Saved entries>
——
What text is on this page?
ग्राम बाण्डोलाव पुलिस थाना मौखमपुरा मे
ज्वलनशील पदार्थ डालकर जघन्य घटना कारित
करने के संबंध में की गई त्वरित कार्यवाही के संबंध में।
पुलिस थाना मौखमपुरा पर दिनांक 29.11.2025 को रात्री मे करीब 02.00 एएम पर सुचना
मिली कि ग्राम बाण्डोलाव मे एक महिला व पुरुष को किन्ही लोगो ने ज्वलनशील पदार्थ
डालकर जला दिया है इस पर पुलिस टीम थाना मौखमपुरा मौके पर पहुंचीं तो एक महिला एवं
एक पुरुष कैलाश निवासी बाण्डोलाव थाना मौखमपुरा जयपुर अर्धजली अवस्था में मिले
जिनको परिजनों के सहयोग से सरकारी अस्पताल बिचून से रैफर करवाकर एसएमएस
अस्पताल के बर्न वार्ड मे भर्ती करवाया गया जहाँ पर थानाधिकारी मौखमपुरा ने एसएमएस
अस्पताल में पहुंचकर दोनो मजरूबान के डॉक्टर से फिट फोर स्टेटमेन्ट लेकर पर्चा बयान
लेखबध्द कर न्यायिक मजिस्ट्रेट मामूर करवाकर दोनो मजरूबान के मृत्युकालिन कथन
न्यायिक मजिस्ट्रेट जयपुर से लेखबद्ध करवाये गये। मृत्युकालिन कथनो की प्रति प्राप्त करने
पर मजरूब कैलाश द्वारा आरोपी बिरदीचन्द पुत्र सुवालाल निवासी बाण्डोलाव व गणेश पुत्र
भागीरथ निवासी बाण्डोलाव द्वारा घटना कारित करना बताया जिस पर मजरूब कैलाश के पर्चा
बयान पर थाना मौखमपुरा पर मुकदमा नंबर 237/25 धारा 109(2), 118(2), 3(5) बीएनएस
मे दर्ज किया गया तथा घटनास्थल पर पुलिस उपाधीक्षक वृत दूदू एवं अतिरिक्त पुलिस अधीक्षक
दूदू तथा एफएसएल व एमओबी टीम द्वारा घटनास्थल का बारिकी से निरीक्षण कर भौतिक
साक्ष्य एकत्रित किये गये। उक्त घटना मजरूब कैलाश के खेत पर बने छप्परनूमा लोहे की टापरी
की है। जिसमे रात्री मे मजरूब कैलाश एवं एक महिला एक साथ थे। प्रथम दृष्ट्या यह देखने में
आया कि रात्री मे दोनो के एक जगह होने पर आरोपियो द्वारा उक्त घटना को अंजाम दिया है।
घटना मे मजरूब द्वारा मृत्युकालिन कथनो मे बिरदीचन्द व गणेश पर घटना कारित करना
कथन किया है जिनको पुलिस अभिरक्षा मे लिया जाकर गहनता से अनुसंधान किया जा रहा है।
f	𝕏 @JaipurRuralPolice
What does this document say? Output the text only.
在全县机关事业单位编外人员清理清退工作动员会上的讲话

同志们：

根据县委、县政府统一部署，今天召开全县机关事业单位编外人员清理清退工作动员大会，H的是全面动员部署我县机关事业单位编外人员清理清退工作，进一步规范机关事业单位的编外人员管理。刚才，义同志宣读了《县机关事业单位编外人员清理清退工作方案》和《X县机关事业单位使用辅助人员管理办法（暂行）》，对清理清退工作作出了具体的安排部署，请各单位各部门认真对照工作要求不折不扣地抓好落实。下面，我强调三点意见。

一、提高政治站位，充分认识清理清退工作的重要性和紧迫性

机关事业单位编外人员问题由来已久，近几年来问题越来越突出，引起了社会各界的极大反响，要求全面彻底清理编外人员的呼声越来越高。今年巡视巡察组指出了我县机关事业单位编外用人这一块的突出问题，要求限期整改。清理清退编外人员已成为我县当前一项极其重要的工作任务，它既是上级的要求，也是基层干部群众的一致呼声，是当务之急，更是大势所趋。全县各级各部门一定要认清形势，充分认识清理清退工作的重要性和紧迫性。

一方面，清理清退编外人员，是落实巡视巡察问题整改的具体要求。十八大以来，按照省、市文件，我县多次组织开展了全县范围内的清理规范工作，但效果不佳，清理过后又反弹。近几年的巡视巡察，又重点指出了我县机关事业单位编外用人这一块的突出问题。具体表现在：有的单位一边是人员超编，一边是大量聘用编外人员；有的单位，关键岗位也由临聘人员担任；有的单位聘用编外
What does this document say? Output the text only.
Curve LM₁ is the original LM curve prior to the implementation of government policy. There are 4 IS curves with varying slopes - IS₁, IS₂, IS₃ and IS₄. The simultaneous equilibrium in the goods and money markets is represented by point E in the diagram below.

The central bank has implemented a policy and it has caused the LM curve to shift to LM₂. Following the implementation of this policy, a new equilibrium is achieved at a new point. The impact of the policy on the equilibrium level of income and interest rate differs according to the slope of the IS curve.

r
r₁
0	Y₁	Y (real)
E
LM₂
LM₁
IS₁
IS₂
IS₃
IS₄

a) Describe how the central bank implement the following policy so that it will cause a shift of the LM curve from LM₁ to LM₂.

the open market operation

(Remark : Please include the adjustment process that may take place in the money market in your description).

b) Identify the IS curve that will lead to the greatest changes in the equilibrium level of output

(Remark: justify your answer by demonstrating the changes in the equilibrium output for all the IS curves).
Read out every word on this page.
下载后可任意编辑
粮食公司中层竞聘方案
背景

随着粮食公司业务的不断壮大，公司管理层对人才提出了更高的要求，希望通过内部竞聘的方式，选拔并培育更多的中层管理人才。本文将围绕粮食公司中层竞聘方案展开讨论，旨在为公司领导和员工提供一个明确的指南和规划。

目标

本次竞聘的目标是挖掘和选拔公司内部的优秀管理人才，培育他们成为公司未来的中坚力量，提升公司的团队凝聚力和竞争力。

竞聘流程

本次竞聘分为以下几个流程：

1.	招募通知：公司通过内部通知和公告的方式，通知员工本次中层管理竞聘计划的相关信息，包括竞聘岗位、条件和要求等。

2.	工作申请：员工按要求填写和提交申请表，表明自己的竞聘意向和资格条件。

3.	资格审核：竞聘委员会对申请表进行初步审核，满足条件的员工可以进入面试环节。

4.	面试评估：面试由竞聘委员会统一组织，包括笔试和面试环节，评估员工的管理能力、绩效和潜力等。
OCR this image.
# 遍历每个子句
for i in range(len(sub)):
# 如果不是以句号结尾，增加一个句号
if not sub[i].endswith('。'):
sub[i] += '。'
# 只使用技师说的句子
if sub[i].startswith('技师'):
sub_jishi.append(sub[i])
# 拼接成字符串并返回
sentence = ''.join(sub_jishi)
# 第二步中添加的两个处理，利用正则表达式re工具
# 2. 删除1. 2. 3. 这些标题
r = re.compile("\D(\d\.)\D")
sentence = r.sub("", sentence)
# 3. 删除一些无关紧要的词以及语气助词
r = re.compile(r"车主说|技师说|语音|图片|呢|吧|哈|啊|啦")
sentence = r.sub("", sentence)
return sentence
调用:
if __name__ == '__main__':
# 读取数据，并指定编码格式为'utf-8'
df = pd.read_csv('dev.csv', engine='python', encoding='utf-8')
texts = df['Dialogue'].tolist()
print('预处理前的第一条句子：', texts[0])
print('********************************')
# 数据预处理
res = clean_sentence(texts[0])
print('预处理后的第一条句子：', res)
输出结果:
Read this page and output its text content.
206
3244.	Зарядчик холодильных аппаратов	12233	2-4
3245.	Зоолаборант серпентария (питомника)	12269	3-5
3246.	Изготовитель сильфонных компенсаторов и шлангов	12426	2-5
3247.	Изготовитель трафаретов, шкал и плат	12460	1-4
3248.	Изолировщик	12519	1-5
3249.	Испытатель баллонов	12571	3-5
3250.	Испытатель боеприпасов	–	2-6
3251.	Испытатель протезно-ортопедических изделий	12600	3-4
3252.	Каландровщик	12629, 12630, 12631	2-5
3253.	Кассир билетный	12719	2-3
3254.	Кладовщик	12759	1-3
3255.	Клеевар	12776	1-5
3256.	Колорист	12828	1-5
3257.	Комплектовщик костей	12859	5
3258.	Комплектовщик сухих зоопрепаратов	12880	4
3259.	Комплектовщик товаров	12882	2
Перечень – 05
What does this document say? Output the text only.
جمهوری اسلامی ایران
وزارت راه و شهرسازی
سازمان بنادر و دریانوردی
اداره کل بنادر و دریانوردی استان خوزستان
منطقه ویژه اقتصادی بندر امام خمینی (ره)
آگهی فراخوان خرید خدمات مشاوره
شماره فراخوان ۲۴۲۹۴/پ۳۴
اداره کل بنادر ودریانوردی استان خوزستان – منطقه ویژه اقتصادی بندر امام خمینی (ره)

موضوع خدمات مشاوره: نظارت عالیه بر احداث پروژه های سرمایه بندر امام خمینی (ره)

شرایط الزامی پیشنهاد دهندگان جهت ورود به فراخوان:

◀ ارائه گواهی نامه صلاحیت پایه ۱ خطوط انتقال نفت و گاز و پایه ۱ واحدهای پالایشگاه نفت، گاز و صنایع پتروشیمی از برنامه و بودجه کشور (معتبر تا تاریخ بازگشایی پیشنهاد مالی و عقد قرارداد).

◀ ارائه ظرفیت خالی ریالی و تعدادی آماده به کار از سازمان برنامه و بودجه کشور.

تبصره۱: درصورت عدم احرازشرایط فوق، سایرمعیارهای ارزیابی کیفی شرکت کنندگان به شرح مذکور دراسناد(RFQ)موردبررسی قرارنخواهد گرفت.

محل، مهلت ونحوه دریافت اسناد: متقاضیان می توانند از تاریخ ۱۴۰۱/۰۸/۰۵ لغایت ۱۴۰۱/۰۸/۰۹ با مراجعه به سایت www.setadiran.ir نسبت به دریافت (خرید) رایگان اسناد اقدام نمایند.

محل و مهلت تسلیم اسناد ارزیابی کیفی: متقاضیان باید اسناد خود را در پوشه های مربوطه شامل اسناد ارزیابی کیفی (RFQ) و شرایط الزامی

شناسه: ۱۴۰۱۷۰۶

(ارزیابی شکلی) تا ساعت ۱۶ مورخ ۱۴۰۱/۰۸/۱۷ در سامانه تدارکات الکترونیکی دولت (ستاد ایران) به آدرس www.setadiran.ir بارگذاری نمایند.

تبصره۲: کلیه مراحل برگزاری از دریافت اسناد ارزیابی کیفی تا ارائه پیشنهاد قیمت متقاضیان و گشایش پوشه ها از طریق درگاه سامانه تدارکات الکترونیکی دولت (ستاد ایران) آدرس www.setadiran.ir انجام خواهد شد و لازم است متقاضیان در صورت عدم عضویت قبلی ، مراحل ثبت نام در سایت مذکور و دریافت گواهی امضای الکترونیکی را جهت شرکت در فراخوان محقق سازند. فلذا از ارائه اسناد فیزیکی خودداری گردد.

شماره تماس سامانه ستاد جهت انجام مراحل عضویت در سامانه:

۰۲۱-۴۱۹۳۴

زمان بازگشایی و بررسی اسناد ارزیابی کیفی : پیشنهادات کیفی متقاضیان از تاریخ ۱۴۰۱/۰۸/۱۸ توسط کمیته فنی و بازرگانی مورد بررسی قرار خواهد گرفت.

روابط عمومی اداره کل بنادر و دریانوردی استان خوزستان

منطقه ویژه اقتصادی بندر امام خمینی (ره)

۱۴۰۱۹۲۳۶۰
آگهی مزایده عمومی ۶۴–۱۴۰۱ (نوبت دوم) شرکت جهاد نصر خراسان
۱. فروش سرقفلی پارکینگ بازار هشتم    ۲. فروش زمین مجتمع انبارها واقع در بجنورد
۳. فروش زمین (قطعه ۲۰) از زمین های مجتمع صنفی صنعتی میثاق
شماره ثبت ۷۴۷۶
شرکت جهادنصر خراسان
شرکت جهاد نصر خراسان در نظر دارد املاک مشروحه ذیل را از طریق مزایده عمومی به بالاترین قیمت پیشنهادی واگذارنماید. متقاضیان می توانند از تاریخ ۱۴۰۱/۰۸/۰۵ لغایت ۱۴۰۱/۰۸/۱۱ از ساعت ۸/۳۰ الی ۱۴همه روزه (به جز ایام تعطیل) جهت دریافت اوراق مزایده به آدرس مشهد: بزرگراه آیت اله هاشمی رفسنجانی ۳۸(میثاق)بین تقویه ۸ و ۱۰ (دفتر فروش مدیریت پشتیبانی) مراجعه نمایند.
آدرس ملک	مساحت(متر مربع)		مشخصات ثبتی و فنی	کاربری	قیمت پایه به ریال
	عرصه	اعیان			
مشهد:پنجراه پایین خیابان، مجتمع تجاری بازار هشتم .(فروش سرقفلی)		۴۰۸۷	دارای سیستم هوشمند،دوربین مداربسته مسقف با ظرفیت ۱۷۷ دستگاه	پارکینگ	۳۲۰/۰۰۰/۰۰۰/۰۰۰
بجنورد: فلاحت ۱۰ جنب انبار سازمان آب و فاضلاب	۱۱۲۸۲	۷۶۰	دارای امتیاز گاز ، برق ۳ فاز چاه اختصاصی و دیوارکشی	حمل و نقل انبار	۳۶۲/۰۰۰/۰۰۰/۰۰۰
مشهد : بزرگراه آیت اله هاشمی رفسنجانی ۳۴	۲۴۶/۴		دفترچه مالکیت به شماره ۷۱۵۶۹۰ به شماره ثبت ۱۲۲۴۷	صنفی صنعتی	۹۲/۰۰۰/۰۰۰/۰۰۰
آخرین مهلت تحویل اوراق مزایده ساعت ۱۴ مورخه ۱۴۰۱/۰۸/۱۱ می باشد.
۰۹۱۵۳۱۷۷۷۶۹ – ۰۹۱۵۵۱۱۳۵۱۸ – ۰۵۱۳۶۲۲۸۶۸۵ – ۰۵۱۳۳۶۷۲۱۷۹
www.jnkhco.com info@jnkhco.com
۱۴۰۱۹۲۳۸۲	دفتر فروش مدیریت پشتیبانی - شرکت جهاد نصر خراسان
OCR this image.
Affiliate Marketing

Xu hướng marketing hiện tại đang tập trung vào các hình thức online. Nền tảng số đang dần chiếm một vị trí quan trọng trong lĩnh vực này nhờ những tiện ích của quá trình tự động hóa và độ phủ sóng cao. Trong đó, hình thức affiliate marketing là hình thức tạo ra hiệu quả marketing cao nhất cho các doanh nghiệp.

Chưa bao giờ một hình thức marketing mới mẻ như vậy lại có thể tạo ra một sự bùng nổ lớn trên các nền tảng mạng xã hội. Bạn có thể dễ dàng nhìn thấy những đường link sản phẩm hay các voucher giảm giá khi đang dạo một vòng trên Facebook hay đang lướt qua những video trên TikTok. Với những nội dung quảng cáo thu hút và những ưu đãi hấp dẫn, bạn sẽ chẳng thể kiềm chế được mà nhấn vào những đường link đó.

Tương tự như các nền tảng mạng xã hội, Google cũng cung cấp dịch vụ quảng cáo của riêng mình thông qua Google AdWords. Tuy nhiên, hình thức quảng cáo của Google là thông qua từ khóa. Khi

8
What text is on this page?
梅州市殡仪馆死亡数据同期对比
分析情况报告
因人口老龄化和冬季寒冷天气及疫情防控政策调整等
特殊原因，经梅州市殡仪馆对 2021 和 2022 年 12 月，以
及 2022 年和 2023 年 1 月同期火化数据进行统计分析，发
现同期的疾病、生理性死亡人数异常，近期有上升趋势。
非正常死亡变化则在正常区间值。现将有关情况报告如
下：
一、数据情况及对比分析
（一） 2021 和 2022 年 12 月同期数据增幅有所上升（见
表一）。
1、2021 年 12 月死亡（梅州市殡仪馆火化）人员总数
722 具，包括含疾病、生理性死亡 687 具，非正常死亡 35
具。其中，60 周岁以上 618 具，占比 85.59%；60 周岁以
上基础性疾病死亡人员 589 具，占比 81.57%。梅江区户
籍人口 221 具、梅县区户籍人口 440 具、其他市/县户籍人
——
What is required> Only the number is wanted: how many lines in the data include the string "Remark"?

Solution> 2